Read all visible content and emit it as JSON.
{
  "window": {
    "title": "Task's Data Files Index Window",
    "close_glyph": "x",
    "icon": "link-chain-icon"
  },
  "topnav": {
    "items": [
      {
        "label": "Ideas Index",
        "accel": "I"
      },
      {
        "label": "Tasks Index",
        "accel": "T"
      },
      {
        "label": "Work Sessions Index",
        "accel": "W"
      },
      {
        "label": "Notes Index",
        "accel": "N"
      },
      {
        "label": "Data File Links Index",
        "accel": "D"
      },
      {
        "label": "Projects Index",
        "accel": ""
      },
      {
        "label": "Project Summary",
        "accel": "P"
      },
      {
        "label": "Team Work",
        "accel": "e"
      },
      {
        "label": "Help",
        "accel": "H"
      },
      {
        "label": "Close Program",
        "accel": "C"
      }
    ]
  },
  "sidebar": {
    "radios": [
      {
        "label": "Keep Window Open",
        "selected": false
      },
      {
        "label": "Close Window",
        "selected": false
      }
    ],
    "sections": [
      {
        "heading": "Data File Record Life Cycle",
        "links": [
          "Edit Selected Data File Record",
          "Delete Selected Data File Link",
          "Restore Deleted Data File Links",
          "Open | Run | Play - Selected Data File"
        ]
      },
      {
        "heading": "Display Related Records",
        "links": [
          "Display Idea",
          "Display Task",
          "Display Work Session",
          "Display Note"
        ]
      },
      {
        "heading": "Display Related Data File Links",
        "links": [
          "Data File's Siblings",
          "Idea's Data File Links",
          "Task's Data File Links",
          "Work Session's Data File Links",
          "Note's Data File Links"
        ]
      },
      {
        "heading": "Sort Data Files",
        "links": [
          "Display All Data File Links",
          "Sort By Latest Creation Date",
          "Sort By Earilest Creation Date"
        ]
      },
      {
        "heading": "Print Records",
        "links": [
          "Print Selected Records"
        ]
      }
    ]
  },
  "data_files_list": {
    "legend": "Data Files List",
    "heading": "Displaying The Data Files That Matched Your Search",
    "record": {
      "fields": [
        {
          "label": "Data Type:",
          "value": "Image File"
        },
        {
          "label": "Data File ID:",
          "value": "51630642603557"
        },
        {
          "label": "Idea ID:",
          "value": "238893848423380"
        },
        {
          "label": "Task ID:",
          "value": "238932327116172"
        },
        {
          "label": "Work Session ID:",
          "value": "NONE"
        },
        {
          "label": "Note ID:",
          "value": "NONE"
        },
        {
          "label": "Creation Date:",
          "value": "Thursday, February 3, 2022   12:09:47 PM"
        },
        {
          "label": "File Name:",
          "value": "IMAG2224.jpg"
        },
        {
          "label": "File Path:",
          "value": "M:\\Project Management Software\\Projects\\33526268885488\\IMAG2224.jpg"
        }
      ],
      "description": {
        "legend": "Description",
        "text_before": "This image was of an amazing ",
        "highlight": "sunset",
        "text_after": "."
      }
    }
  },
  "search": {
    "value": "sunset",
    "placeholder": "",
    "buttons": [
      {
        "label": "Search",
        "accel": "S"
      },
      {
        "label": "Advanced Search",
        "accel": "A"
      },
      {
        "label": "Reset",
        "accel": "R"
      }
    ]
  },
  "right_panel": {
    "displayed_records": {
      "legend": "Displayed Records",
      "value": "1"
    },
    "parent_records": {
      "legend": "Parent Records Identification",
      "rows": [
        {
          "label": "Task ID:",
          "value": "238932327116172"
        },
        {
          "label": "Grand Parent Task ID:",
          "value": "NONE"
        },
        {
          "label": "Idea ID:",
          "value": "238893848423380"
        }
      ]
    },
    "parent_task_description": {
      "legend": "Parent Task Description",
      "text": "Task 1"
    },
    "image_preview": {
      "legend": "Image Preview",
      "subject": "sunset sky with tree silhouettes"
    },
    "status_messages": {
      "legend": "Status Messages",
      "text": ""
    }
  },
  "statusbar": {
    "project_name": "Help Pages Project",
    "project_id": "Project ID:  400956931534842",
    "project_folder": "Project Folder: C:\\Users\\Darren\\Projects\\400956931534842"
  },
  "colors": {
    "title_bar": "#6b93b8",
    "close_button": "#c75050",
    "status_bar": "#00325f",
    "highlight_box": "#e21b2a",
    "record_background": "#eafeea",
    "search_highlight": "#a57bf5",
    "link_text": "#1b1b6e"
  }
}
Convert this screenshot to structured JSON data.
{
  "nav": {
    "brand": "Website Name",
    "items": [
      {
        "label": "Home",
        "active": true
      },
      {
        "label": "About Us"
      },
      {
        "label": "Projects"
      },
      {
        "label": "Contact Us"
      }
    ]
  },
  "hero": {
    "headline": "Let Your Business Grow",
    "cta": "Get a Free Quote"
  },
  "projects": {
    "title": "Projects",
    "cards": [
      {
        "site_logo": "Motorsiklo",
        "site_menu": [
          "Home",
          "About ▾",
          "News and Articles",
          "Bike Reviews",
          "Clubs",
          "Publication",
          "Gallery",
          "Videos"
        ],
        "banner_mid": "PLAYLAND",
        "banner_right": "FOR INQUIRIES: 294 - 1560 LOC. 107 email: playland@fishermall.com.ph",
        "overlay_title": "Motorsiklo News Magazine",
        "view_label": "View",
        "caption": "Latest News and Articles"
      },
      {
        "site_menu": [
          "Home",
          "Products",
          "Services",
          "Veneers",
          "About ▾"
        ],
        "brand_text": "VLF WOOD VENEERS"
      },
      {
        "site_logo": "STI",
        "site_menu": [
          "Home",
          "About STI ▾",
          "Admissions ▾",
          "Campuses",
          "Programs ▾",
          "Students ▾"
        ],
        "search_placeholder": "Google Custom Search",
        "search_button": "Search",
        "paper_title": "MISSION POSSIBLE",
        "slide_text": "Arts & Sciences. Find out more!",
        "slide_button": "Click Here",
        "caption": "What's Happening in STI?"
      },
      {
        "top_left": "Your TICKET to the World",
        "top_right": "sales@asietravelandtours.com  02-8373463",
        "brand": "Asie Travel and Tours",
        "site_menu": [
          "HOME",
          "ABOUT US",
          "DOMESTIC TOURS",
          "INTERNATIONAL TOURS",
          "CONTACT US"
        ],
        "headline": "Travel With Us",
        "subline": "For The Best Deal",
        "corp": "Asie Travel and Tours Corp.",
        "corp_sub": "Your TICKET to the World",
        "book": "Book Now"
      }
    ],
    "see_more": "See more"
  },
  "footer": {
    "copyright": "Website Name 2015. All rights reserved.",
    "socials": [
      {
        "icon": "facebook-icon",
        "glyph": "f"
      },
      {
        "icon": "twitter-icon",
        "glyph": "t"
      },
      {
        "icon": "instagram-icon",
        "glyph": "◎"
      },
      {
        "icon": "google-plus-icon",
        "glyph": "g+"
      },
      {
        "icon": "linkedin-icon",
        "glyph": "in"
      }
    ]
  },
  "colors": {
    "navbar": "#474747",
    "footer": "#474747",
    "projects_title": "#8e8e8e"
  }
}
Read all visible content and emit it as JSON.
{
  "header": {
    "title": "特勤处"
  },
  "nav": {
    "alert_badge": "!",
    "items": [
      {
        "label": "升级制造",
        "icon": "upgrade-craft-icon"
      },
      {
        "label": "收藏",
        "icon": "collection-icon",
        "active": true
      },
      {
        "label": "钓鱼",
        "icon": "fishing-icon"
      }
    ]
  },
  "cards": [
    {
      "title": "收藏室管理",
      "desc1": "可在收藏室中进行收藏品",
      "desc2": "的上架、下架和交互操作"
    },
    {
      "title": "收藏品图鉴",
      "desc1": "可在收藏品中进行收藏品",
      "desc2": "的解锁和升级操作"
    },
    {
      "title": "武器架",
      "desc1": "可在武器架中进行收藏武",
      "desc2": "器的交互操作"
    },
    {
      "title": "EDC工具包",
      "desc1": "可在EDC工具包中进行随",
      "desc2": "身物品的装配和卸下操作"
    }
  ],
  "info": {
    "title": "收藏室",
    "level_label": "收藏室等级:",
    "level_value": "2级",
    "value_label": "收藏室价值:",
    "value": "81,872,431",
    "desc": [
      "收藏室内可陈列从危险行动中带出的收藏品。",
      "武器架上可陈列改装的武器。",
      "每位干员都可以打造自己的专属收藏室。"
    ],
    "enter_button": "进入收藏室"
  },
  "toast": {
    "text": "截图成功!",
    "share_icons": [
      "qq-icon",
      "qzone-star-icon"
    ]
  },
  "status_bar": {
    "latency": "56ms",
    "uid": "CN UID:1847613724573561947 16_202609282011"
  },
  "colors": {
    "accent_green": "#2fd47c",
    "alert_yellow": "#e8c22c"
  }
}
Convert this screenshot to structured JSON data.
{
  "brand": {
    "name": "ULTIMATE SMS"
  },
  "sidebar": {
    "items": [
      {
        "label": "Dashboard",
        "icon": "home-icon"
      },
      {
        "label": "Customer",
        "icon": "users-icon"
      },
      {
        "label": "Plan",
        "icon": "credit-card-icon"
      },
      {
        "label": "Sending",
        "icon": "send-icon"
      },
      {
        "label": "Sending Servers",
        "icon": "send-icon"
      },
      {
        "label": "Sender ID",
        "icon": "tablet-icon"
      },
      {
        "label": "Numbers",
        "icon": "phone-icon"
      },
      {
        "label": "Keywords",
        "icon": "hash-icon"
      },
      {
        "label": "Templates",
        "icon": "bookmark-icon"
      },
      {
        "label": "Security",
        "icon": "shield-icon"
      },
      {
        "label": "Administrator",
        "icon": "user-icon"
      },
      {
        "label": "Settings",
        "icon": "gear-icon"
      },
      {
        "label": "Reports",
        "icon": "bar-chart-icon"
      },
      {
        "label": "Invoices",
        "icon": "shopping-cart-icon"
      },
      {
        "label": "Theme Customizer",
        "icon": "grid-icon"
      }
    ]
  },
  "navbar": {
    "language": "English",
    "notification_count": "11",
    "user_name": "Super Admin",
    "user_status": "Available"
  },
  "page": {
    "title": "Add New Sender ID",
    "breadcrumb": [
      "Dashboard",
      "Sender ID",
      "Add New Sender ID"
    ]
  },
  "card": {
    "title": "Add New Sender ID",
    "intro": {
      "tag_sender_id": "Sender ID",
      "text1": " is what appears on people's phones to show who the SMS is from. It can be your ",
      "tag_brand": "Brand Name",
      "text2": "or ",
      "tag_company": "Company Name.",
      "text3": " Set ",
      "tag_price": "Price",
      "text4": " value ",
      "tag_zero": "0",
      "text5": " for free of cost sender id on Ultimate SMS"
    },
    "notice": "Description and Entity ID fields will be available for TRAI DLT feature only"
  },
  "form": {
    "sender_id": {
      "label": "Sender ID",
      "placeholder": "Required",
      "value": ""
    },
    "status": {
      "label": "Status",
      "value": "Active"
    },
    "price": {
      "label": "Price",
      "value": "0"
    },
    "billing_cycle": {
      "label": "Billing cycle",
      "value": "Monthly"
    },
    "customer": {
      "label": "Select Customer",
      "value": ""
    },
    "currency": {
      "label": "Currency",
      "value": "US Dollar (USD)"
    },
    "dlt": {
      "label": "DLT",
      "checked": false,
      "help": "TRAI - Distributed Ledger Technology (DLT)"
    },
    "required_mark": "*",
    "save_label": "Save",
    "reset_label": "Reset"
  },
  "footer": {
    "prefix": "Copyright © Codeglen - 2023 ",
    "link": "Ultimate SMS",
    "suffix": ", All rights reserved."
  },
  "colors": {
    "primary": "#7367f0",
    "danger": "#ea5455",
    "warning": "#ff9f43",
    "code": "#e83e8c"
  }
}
========
# Prompt:
Each line with the string "Motorsiklo" in it needs to be found and copied.

# Written answer:
        "site_logo": "Motorsiklo",
        "overlay_title": "Motorsiklo News Magazine",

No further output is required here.